■ STATED EXERCISE
Each line containing the word "عالية" must be collected.

■ RECORDED DATA
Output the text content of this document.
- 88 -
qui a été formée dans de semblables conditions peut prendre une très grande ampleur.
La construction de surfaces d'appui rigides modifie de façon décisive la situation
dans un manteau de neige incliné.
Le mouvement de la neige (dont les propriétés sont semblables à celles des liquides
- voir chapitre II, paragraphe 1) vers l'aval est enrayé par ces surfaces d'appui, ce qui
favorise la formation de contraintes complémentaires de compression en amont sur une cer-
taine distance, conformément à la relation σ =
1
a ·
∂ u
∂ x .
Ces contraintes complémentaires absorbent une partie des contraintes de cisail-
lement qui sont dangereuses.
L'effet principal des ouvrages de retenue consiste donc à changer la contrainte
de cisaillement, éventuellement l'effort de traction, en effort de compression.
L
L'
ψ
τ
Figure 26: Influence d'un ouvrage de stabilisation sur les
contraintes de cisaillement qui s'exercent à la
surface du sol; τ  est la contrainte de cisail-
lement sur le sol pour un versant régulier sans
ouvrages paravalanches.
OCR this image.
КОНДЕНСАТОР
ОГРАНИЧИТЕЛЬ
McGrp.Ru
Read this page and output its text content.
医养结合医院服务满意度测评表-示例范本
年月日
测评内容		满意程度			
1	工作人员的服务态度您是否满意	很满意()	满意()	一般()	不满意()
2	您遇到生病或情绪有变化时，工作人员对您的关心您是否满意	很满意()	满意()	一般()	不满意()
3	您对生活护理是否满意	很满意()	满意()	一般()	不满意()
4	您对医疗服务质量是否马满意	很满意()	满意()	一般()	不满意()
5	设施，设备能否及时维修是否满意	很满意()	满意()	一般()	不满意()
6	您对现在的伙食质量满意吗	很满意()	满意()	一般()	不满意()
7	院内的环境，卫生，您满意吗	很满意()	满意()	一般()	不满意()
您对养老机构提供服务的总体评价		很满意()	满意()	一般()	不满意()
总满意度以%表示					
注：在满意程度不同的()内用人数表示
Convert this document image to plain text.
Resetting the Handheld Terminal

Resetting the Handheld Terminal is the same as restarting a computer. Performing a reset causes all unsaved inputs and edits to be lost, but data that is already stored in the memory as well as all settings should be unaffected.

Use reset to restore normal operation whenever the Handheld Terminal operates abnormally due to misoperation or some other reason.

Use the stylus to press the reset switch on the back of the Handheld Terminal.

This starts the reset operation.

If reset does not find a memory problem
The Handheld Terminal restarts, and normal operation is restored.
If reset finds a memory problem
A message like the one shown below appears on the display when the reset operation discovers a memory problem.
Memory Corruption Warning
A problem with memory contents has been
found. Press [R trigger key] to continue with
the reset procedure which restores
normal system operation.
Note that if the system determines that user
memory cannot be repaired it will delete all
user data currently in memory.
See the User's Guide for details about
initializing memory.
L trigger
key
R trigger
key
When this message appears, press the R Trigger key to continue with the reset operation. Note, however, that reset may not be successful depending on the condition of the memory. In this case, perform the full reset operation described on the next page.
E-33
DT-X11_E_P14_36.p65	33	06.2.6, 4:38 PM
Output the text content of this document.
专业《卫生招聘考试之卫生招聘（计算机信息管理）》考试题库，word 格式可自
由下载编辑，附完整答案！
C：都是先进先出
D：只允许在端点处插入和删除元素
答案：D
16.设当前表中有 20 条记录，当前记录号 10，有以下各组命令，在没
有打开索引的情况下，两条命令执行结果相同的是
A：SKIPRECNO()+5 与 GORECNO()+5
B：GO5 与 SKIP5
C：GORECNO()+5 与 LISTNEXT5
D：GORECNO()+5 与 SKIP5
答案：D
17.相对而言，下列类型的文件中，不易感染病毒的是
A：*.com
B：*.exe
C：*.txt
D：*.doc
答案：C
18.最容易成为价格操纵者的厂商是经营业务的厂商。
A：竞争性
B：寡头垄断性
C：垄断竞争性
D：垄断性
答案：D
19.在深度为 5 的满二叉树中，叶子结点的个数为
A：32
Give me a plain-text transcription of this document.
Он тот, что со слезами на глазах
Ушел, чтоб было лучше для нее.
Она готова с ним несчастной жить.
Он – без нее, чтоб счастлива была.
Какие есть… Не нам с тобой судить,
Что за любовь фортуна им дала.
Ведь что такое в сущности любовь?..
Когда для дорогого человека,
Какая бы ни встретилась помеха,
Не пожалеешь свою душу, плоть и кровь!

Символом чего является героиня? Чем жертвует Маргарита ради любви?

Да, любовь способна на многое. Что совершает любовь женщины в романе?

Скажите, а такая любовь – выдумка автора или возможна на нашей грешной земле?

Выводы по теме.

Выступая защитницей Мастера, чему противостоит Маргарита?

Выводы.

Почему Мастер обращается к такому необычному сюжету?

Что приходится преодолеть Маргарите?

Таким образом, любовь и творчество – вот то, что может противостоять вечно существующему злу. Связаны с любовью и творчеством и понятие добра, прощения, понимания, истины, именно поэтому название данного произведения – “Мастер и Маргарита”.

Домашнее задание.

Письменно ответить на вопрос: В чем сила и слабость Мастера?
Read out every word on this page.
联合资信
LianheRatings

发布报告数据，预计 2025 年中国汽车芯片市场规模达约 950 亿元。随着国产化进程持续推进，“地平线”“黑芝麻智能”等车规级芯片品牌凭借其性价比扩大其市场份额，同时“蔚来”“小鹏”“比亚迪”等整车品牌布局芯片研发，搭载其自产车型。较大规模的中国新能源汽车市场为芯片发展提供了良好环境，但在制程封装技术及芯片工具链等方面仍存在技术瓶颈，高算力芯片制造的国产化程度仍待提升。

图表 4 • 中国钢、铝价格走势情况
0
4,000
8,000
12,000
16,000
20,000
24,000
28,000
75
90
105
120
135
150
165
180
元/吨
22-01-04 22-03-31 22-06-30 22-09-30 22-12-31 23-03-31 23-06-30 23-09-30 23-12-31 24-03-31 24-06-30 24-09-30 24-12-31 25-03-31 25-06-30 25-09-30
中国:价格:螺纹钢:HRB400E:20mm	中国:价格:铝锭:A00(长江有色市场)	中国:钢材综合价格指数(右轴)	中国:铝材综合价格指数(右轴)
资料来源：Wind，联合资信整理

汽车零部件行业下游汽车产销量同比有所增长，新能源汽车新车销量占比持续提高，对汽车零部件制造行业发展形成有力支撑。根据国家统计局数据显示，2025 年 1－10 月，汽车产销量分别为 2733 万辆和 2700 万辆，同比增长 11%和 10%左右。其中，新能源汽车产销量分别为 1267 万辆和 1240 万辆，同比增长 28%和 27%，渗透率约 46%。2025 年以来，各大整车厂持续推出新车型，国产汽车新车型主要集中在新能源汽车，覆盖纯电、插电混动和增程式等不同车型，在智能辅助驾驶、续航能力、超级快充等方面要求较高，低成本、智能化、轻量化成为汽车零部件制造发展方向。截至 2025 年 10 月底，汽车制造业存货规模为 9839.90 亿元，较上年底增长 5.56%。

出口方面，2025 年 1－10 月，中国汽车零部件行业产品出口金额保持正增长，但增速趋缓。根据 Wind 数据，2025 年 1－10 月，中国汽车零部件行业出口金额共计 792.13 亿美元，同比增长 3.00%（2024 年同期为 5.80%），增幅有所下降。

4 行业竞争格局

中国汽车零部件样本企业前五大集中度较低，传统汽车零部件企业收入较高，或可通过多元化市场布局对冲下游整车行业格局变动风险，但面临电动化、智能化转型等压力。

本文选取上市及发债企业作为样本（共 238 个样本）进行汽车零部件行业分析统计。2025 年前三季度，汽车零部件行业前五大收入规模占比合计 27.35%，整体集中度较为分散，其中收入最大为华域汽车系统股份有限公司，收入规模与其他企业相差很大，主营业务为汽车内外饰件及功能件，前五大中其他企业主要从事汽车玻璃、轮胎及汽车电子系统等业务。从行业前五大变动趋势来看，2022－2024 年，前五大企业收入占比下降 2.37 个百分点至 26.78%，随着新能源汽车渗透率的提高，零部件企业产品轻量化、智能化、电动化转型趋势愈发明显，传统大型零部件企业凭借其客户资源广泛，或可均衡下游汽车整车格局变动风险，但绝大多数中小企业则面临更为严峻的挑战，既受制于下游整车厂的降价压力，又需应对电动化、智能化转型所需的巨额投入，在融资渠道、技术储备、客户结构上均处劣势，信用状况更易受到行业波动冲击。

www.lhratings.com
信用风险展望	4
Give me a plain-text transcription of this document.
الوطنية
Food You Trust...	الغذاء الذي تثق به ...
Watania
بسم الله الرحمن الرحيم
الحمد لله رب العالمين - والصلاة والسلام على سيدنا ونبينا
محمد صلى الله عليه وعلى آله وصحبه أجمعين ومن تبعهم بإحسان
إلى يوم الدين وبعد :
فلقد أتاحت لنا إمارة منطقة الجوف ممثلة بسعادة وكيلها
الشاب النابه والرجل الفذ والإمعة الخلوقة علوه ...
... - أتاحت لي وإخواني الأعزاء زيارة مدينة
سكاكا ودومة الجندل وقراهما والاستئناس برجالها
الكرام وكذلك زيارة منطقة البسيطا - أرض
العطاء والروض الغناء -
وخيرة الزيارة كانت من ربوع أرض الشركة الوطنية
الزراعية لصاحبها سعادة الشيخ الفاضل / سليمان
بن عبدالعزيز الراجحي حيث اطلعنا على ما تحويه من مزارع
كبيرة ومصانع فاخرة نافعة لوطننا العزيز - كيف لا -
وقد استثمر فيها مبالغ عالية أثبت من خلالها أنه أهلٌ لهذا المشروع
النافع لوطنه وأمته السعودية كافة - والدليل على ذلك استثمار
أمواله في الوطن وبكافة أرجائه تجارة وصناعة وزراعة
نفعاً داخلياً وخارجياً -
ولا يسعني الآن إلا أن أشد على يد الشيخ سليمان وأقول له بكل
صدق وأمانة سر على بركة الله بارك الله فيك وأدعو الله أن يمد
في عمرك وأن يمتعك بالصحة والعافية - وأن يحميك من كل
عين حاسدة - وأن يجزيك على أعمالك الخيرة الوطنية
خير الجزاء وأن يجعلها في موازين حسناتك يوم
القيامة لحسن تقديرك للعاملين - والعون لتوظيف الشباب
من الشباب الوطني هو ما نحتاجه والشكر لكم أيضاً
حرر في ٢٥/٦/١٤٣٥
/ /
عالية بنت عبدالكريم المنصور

■ COMPLETED EXERCISE
وقد استثمر فيها مبالغ عالية أثبت من خلالها أنه أهلٌ لهذا المشروع
عالية بنت عبدالكريم المنصور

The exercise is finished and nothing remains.